▶ _Task objective_:
Write each line out again exactly as written.

-- START --

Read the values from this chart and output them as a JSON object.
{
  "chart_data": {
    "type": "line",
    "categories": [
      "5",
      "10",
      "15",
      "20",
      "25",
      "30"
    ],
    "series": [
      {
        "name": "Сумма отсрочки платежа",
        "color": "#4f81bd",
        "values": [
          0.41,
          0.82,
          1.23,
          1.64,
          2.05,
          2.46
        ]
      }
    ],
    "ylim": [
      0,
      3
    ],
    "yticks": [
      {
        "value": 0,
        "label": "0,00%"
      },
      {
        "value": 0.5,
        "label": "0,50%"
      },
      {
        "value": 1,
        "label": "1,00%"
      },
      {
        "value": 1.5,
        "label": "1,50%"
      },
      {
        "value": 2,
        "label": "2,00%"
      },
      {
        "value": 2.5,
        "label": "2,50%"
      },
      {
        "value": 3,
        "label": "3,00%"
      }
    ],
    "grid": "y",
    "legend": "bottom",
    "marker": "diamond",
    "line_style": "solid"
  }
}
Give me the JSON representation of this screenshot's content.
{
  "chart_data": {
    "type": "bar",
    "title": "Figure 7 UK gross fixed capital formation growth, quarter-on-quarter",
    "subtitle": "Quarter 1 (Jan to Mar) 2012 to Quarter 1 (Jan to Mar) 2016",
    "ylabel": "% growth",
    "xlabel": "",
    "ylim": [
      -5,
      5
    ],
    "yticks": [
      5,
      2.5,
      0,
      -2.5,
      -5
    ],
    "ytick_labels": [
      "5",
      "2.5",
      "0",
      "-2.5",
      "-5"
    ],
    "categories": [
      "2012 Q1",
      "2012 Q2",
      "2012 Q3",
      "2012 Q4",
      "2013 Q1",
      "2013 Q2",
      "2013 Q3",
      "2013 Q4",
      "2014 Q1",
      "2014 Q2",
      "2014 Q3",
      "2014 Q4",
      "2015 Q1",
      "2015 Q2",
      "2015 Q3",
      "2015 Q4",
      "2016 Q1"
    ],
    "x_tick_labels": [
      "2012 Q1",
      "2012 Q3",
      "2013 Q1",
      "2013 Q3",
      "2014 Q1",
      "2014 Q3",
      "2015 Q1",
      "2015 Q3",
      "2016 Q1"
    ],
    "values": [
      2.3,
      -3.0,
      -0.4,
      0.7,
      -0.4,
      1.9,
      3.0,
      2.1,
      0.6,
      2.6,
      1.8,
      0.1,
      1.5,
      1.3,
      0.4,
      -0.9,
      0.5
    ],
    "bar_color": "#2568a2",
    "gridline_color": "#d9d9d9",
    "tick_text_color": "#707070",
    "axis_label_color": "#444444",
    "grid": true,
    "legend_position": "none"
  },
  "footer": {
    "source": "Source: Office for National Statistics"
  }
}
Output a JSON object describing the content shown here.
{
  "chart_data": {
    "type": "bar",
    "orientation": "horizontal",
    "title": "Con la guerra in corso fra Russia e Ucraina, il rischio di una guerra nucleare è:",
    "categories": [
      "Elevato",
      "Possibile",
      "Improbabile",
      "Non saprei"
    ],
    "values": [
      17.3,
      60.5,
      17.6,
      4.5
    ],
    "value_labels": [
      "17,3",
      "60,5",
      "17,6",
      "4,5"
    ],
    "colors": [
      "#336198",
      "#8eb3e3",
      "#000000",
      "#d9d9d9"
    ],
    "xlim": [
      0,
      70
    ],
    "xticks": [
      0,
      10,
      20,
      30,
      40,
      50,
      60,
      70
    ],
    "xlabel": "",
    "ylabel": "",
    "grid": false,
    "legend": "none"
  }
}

-- END --

▶ _Reply to the task_:
Read the values from this chart and output them as a JSON object.
{
  "chart_data": {
    "type": "line",
    "categories": [
      "5",
      "10",
      "15",
      "20",
      "25",
      "30"
    ],
    "series": [
      {
        "name": "Сумма отсрочки платежа",
        "color": "#4f81bd",
        "values": [
          0.41,
          0.82,
          1.23,
          1.64,
          2.05,
          2.46
        ]
      }
    ],
    "ylim": [
      0,
      3
    ],
    "yticks": [
      {
        "value": 0,
        "label": "0,00%"
      },
      {
        "value": 0.5,
        "label": "0,50%"
      },
      {
        "value": 1,
        "label": "1,00%"
      },
      {
        "value": 1.5,
        "label": "1,50%"
      },
      {
        "value": 2,
        "label": "2,00%"
      },
      {
        "value": 2.5,
        "label": "2,50%"
      },
      {
        "value": 3,
        "label": "3,00%"
      }
    ],
    "grid": "y",
    "legend": "bottom",
    "marker": "diamond",
    "line_style": "solid"
  }
}
Give me the JSON representation of this screenshot's content.
{
  "chart_data": {
    "type": "bar",
    "title": "Figure 7 UK gross fixed capital formation growth, quarter-on-quarter",
    "subtitle": "Quarter 1 (Jan to Mar) 2012 to Quarter 1 (Jan to Mar) 2016",
    "ylabel": "% growth",
    "xlabel": "",
    "ylim": [
      -5,
      5
    ],
    "yticks": [
      5,
      2.5,
      0,
      -2.5,
      -5
    ],
    "ytick_labels": [
      "5",
      "2.5",
      "0",
      "-2.5",
      "-5"
    ],
    "categories": [
      "2012 Q1",
      "2012 Q2",
      "2012 Q3",
      "2012 Q4",
      "2013 Q1",
      "2013 Q2",
      "2013 Q3",
      "2013 Q4",
      "2014 Q1",
      "2014 Q2",
      "2014 Q3",
      "2014 Q4",
      "2015 Q1",
      "2015 Q2",
      "2015 Q3",
      "2015 Q4",
      "2016 Q1"
    ],
    "x_tick_labels": [
      "2012 Q1",
      "2012 Q3",
      "2013 Q1",
      "2013 Q3",
      "2014 Q1",
      "2014 Q3",
      "2015 Q1",
      "2015 Q3",
      "2016 Q1"
    ],
    "values": [
      2.3,
      -3.0,
      -0.4,
      0.7,
      -0.4,
      1.9,
      3.0,
      2.1,
      0.6,
      2.6,
      1.8,
      0.1,
      1.5,
      1.3,
      0.4,
      -0.9,
      0.5
    ],
    "bar_color": "#2568a2",
    "gridline_color": "#d9d9d9",
    "tick_text_color": "#707070",
    "axis_label_color": "#444444",
    "grid": true,
    "legend_position": "none"
  },
  "footer": {
    "source": "Source: Office for National Statistics"
  }
}
Output a JSON object describing the content shown here.
{
  "chart_data": {
    "type": "bar",
    "orientation": "horizontal",
    "title": "Con la guerra in corso fra Russia e Ucraina, il rischio di una guerra nucleare è:",
    "categories": [
      "Elevato",
      "Possibile",
      "Improbabile",
      "Non saprei"
    ],
    "values": [
      17.3,
      60.5,
      17.6,
      4.5
    ],
    "value_labels": [
      "17,3",
      "60,5",
      "17,6",
      "4,5"
    ],
    "colors": [
      "#336198",
      "#8eb3e3",
      "#000000",
      "#d9d9d9"
    ],
    "xlim": [
      0,
      70
    ],
    "xticks": [
      0,
      10,
      20,
      30,
      40,
      50,
      60,
      70
    ],
    "xlabel": "",
    "ylabel": "",
    "grid": false,
    "legend": "none"
  }
}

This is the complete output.